**Instructions for the task:** Gather up all lines that carry the word "mapping".

════════════════════

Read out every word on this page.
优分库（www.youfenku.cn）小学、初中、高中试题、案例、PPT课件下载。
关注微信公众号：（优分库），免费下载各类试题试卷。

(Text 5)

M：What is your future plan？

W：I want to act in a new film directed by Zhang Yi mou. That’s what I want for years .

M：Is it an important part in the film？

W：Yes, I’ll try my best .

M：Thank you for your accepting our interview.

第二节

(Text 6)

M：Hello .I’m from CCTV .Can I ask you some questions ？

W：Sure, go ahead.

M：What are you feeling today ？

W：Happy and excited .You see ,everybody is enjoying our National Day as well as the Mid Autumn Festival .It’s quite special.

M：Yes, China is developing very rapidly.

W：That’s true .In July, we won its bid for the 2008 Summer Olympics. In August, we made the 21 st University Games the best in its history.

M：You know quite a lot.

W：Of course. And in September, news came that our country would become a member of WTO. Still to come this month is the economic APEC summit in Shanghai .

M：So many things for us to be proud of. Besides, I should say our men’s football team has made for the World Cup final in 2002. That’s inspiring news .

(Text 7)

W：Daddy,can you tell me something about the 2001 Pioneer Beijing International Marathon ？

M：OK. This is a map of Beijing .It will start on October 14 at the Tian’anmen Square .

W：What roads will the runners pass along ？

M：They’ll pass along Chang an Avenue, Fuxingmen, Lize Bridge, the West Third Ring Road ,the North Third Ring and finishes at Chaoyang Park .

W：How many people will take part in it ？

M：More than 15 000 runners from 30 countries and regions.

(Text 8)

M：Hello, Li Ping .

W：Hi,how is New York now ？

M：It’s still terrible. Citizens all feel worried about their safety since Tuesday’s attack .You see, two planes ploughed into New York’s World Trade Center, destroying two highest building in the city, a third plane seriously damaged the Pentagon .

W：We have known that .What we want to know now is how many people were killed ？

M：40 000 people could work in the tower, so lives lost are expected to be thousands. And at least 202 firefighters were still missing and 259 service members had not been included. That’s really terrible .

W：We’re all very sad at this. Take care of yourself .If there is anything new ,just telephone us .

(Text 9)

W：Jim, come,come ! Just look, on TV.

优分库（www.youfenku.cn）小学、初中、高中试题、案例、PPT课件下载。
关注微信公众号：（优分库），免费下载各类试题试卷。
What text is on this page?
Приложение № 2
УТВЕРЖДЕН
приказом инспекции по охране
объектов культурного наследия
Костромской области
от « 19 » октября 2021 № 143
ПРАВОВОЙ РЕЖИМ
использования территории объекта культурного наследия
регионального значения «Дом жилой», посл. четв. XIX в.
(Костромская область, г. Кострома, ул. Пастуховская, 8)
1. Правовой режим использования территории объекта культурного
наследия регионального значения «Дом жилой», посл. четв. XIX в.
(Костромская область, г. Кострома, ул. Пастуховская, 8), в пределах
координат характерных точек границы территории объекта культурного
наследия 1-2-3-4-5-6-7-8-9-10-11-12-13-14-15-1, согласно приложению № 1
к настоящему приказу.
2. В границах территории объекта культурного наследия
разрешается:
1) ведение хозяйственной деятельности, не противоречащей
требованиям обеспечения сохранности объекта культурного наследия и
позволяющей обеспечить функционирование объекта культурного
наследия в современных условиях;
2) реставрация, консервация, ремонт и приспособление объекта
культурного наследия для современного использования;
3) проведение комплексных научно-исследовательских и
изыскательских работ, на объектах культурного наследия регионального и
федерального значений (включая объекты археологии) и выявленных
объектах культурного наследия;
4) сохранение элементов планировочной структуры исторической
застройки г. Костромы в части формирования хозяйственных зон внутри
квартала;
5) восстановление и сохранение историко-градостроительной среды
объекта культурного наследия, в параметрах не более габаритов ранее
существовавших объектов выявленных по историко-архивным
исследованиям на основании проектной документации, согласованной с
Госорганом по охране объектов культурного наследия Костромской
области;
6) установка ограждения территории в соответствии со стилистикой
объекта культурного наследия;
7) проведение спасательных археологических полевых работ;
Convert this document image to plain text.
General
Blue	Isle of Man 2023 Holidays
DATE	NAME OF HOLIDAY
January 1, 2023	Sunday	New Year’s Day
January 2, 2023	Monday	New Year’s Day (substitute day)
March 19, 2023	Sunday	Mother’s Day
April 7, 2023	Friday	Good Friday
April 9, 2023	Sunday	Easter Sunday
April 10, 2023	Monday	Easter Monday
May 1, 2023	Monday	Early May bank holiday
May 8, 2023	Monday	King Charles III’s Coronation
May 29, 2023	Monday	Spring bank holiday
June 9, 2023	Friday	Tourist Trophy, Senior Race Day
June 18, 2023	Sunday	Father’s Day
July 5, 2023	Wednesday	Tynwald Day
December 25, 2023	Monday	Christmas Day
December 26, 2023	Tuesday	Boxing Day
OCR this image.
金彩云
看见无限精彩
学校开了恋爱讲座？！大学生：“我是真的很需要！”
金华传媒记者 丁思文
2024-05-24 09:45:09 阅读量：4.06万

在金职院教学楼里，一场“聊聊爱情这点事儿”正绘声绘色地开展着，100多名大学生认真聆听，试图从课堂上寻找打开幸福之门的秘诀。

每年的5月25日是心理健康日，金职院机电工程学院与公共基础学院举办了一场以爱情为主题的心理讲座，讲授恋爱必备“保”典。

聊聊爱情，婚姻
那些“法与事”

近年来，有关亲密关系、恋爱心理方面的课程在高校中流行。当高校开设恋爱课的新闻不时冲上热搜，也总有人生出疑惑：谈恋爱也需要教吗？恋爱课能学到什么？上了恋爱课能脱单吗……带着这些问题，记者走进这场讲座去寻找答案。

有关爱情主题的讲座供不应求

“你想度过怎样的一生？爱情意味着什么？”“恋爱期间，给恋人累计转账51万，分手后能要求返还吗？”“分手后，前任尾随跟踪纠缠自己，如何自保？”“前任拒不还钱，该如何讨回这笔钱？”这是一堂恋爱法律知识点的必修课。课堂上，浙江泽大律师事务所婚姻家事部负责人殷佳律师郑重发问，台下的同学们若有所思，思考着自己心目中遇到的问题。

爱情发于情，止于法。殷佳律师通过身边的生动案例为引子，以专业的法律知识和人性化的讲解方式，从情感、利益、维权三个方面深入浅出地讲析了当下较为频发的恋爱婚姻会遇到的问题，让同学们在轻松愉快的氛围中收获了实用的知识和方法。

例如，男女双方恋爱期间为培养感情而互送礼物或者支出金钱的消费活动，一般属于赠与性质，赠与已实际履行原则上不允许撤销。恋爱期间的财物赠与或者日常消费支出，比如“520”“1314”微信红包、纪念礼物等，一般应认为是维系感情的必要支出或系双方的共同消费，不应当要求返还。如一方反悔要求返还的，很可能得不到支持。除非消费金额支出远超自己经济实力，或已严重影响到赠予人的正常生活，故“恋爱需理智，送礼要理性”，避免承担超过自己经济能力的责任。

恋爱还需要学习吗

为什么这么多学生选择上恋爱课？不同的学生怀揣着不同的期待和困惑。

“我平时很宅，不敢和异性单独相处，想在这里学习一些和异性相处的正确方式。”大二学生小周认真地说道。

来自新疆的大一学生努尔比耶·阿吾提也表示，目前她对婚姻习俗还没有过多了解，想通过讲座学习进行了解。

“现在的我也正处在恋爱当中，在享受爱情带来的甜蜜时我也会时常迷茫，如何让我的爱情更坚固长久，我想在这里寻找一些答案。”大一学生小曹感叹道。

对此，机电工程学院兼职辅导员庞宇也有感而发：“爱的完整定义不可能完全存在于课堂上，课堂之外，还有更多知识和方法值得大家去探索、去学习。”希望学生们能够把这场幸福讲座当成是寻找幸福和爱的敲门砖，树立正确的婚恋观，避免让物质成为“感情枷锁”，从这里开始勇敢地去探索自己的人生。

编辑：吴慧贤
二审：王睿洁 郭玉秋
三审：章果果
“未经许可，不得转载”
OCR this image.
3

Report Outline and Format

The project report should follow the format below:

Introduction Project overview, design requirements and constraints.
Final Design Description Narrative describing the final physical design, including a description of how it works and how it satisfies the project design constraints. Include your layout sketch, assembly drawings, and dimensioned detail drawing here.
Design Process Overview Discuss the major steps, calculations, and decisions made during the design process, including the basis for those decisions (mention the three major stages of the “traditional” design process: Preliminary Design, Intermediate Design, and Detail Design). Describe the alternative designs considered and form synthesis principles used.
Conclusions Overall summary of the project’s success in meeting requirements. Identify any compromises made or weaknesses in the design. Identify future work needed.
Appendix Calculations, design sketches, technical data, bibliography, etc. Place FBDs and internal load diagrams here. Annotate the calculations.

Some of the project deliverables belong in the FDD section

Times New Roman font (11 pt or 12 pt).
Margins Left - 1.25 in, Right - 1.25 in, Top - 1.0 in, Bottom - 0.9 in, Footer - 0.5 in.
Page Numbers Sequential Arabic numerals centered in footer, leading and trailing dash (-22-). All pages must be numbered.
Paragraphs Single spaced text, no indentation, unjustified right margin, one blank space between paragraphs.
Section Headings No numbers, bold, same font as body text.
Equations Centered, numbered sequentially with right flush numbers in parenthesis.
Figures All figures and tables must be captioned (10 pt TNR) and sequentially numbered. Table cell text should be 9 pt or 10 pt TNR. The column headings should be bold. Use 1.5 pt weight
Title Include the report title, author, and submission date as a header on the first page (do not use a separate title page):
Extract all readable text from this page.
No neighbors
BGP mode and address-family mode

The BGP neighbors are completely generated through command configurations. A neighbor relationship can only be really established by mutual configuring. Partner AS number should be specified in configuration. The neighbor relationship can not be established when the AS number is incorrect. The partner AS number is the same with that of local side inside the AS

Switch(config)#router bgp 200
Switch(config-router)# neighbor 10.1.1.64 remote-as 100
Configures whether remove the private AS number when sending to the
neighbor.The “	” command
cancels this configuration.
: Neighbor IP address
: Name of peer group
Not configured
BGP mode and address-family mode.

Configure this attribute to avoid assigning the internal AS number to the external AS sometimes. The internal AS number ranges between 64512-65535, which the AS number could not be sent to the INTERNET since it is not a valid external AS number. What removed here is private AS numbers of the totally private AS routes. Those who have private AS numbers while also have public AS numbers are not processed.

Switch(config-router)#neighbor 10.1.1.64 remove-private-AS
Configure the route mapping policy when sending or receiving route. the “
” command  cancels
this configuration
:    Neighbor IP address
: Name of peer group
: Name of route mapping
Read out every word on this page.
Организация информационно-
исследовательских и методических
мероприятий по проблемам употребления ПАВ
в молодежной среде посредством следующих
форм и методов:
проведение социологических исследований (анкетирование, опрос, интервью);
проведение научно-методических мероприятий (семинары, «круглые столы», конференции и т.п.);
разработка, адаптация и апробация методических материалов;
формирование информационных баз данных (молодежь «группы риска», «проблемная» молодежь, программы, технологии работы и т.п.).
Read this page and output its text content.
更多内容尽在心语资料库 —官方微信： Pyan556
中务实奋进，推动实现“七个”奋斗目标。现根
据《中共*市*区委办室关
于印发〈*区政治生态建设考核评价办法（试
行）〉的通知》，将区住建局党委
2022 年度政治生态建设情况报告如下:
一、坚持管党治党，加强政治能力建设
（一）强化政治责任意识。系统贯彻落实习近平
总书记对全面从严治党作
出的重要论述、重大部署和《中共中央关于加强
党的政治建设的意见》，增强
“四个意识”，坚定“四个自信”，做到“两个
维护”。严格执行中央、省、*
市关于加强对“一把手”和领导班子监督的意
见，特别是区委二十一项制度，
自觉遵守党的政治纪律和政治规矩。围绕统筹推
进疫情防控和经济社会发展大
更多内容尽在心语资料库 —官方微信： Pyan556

════════════════════

**Response to the exercise:**
Configure the route mapping policy when sending or receiving route. the “
: Name of route mapping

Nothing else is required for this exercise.